Your objective>
Extract each line of the records below that contains the string "support". Matching is case-sensitive.

Material provided>
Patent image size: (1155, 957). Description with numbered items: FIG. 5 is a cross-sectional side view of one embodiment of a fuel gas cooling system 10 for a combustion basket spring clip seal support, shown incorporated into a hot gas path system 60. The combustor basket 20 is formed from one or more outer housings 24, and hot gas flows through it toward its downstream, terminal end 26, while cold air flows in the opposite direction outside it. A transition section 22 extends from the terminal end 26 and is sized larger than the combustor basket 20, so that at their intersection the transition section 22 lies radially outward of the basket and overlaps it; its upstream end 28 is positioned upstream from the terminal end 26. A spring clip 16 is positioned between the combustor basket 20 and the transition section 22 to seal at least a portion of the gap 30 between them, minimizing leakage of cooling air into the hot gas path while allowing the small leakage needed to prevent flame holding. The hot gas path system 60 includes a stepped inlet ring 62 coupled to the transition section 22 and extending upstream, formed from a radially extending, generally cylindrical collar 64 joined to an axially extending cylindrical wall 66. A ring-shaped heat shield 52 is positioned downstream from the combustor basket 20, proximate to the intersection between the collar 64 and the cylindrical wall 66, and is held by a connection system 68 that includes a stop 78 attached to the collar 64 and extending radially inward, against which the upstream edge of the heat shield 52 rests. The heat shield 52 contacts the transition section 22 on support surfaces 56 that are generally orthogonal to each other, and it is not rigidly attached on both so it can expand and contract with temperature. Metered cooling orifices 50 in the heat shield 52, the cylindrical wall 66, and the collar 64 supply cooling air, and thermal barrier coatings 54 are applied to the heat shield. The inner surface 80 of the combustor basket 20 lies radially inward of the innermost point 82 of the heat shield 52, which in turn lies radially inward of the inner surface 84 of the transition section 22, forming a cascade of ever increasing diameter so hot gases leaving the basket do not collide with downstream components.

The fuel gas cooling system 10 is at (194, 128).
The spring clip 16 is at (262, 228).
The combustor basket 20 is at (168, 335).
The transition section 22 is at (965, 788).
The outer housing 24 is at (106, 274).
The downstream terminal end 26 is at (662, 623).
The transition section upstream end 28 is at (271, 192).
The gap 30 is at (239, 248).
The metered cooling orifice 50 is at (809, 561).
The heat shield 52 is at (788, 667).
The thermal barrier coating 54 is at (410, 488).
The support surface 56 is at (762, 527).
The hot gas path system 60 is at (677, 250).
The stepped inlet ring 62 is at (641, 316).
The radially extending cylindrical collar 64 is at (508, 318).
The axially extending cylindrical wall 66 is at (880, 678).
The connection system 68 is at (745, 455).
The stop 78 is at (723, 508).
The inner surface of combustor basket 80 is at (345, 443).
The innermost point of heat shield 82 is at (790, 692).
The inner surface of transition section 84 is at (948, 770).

Task result>
Patent image size: (1155, 957). Description with numbered items: FIG. 5 is a cross-sectional side view of one embodiment of a fuel gas cooling system 10 for a combustion basket spring clip seal support, shown incorporated into a hot gas path system 60. The combustor basket 20 is formed from one or more outer housings 24, and hot gas flows through it toward its downstream, terminal end 26, while cold air flows in the opposite direction outside it. A transition section 22 extends from the terminal end 26 and is sized larger than the combustor basket 20, so that at their intersection the transition section 22 lies radially outward of the basket and overlaps it; its upstream end 28 is positioned upstream from the terminal end 26. A spring clip 16 is positioned between the combustor basket 20 and the transition section 22 to seal at least a portion of the gap 30 between them, minimizing leakage of cooling air into the hot gas path while allowing the small leakage needed to prevent flame holding. The hot gas path system 60 includes a stepped inlet ring 62 coupled to the transition section 22 and extending upstream, formed from a radially extending, generally cylindrical collar 64 joined to an axially extending cylindrical wall 66. A ring-shaped heat shield 52 is positioned downstream from the combustor basket 20, proximate to the intersection between the collar 64 and the cylindrical wall 66, and is held by a connection system 68 that includes a stop 78 attached to the collar 64 and extending radially inward, against which the upstream edge of the heat shield 52 rests. The heat shield 52 contacts the transition section 22 on support surfaces 56 that are generally orthogonal to each other, and it is not rigidly attached on both so it can expand and contract with temperature. Metered cooling orifices 50 in the heat shield 52, the cylindrical wall 66, and the collar 64 supply cooling air, and thermal barrier coatings 54 are applied to the heat shield. The inner surface 80 of the combustor basket 20 lies radially inward of the innermost point 82 of the heat shield 52, which in turn lies radially inward of the inner surface 84 of the transition section 22, forming a cascade of ever increasing diameter so hot gases leaving the basket do not collide with downstream components.
The support surface 56 is at (762, 527).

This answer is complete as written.